Pictures stay out of your copy, but everything else in the records below must be repeated exactly.

====== SOURCE RECORDS ======

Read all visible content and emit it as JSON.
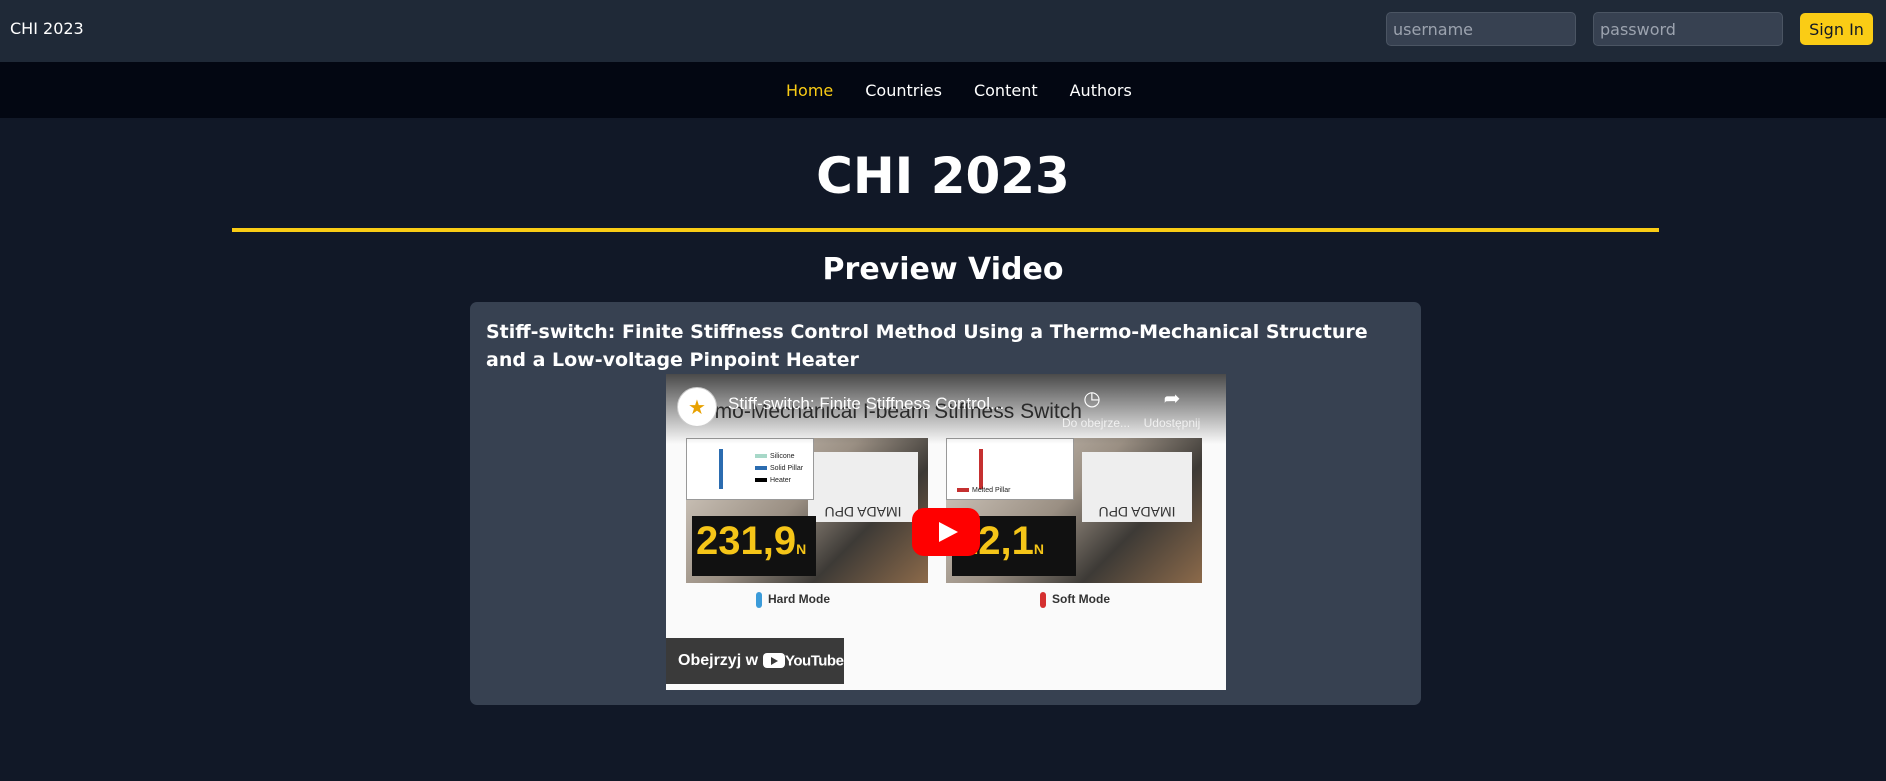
{
  "header": {
    "brand": "CHI 2023",
    "username_placeholder": "username",
    "password_placeholder": "password",
    "signin_label": "Sign In"
  },
  "nav": {
    "items": [
      {
        "label": "Home",
        "active": true
      },
      {
        "label": "Countries",
        "active": false
      },
      {
        "label": "Content",
        "active": false
      },
      {
        "label": "Authors",
        "active": false
      }
    ]
  },
  "main": {
    "title": "CHI 2023",
    "section_title": "Preview Video",
    "video_card": {
      "title": "Stiff-switch: Finite Stiffness Control Method Using a Thermo-Mechanical Structure and a Low-voltage Pinpoint Heater",
      "player": {
        "video_title": "Stiff-switch: Finite Stiffness Control...",
        "subtitle": "ermo-Mechanical I-beam Stiffness Switch",
        "watch_later_label": "Do obejrze...",
        "share_label": "Udostępnij",
        "left_panel": {
          "legend": [
            "Silicone",
            "Solid Pillar",
            "Heater"
          ],
          "readout": "231,9",
          "unit": "N",
          "device_label": "IMADA DPU",
          "mode_label": "Hard Mode"
        },
        "right_panel": {
          "legend": [
            "Melted Pillar"
          ],
          "readout": "12,1",
          "unit": "N",
          "device_label": "IMADA DPU",
          "mode_label": "Soft Mode"
        },
        "watch_on_label": "Obejrzyj w",
        "youtube_wordmark": "YouTube"
      }
    }
  },
  "colors": {
    "accent": "#facc15",
    "topbar": "#1f2937",
    "navbar": "#030712",
    "background": "#111827",
    "card": "#374151"
  }
}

======

ANSWER TO THE EXERCISE.
Read all visible content and emit it as JSON.
{
  "header": {
    "brand": "CHI 2023",
    "username_placeholder": "username",
    "password_placeholder": "password",
    "signin_label": "Sign In"
  },
  "nav": {
    "items": [
      {
        "label": "Home",
        "active": true
      },
      {
        "label": "Countries",
        "active": false
      },
      {
        "label": "Content",
        "active": false
      },
      {
        "label": "Authors",
        "active": false
      }
    ]
  },
  "main": {
    "title": "CHI 2023",
    "section_title": "Preview Video",
    "video_card": {
      "title": "Stiff-switch: Finite Stiffness Control Method Using a Thermo-Mechanical Structure and a Low-voltage Pinpoint Heater",
      "player": {
        "video_title": "Stiff-switch: Finite Stiffness Control...",
        "subtitle": "ermo-Mechanical I-beam Stiffness Switch",
        "watch_later_label": "Do obejrze...",
        "share_label": "Udostępnij",
        "left_panel": {
          "legend": [
            "Silicone",
            "Solid Pillar",
            "Heater"
          ],
          "readout": "231,9",
          "unit": "N",
          "device_label": "IMADA DPU",
          "mode_label": "Hard Mode"
        },
        "right_panel": {
          "legend": [
            "Melted Pillar"
          ],
          "readout": "12,1",
          "unit": "N",
          "device_label": "IMADA DPU",
          "mode_label": "Soft Mode"
        },
        "watch_on_label": "Obejrzyj w",
        "youtube_wordmark": "YouTube"
      }
    }
  },
  "colors": {
    "accent": "#facc15",
    "topbar": "#1f2937",
    "navbar": "#030712",
    "background": "#111827",
    "card": "#374151"
  }
}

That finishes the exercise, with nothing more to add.